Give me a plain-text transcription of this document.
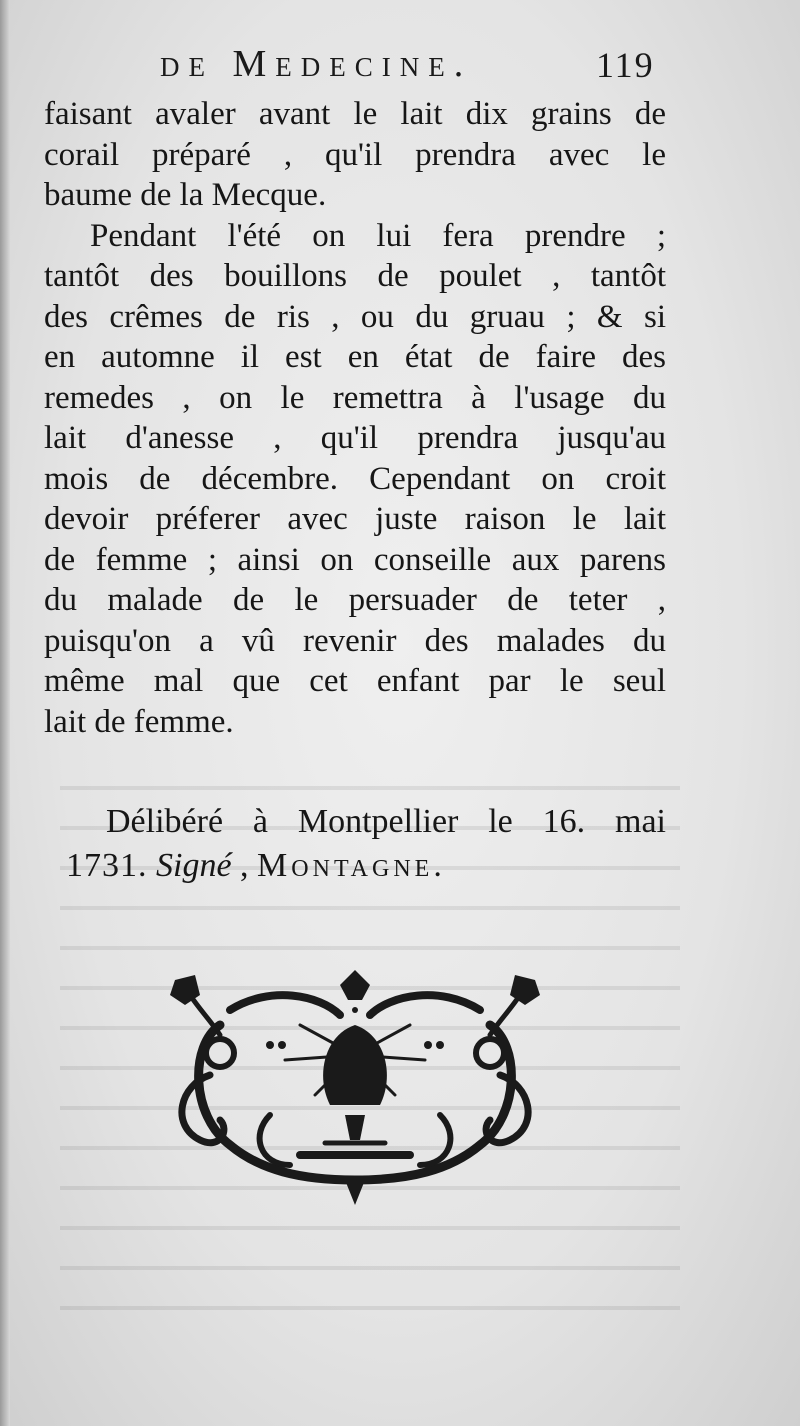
de Medecine.	119
faisant avaler avant le lait dix grains de
corail préparé , qu'il prendra avec le
baume de la Mecque.
Pendant l'été on lui fera prendre ;
tantôt des bouillons de poulet , tantôt
des crêmes de ris , ou du gruau ; & si
en automne il est en état de faire des
remedes , on le remettra à l'usage du
lait d'anesse , qu'il prendra jusqu'au
mois de décembre. Cependant on croit
devoir préferer avec juste raison le lait
de femme ; ainsi on conseille aux parens
du malade de le persuader de teter ,
puisqu'on a vû revenir des malades du
même mal que cet enfant par le seul
lait de femme.
Délibéré à Montpellier le 16. mai
1731. Signé , Montagne.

——————

**What is expected**
Repeat the listing in full and exactly. Leave any pictures out.

**Solution to this exercise**
Give me a plain-text transcription of this document.
de Medecine.	119
faisant avaler avant le lait dix grains de
corail préparé , qu'il prendra avec le
baume de la Mecque.
Pendant l'été on lui fera prendre ;
tantôt des bouillons de poulet , tantôt
des crêmes de ris , ou du gruau ; & si
en automne il est en état de faire des
remedes , on le remettra à l'usage du
lait d'anesse , qu'il prendra jusqu'au
mois de décembre. Cependant on croit
devoir préferer avec juste raison le lait
de femme ; ainsi on conseille aux parens
du malade de le persuader de teter ,
puisqu'on a vû revenir des malades du
même mal que cet enfant par le seul
lait de femme.
Délibéré à Montpellier le 16. mai
1731. Signé , Montagne.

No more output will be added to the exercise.